§ **Exercise instructions**:
Search the records that follow and extract every line containing the string "fiscale".
━━━━━ Data to process ━━━━━
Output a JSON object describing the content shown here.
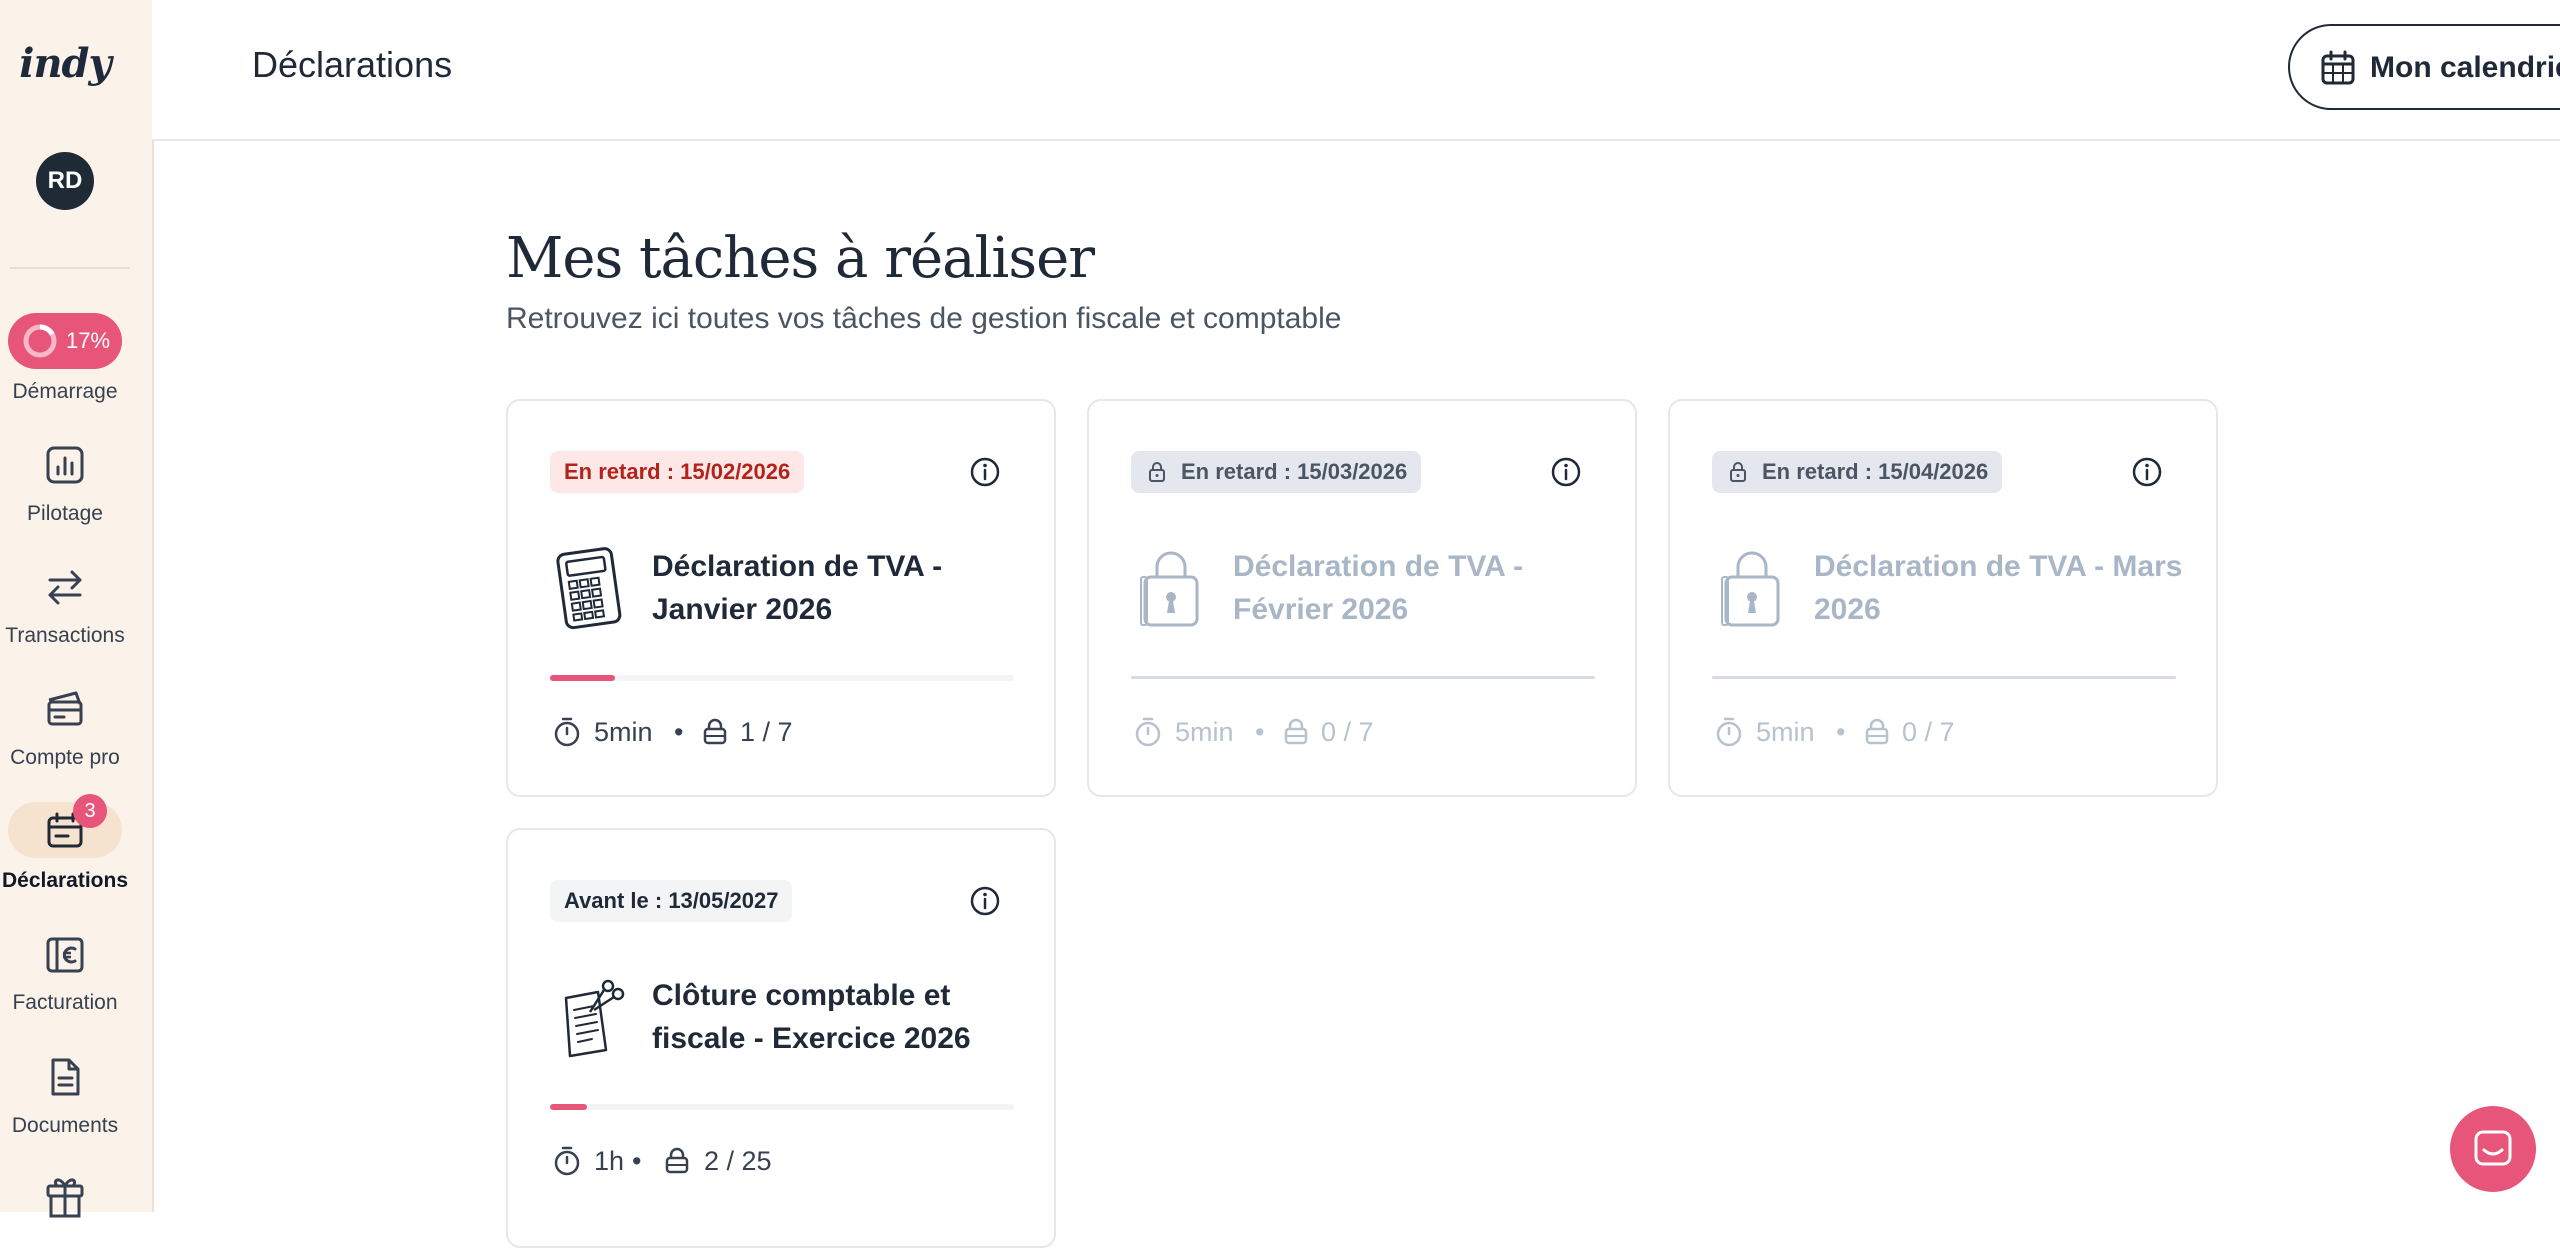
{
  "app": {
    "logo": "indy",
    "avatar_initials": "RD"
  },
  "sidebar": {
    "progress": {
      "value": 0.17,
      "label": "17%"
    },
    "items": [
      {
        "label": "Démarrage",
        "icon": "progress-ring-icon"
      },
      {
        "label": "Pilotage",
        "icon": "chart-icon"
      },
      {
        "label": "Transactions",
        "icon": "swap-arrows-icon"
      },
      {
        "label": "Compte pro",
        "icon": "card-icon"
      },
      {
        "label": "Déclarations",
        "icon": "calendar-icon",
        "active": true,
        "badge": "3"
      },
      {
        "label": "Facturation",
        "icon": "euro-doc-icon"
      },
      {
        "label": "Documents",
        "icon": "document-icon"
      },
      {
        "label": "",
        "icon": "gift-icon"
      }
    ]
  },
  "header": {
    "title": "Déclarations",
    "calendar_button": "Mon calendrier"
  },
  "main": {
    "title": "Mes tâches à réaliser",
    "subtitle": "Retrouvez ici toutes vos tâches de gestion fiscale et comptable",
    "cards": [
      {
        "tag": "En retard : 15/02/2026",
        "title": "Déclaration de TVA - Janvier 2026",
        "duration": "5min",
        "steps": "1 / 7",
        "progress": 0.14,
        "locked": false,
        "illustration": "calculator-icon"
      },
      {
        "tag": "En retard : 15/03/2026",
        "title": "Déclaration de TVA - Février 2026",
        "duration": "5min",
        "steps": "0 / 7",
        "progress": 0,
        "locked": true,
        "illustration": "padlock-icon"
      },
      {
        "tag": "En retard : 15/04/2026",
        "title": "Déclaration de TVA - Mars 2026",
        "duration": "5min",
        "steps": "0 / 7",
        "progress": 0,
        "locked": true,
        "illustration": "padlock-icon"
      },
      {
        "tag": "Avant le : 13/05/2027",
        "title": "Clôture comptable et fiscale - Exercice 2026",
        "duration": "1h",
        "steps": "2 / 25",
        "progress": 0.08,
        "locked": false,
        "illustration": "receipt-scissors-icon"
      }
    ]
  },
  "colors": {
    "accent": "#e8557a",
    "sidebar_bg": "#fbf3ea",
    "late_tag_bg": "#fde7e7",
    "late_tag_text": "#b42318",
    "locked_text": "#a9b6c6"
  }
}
━━━━━
§ **Solution to the exercise**:
    "subtitle": "Retrouvez ici toutes vos tâches de gestion fiscale et comptable",
        "title": "Clôture comptable et fiscale - Exercice 2026",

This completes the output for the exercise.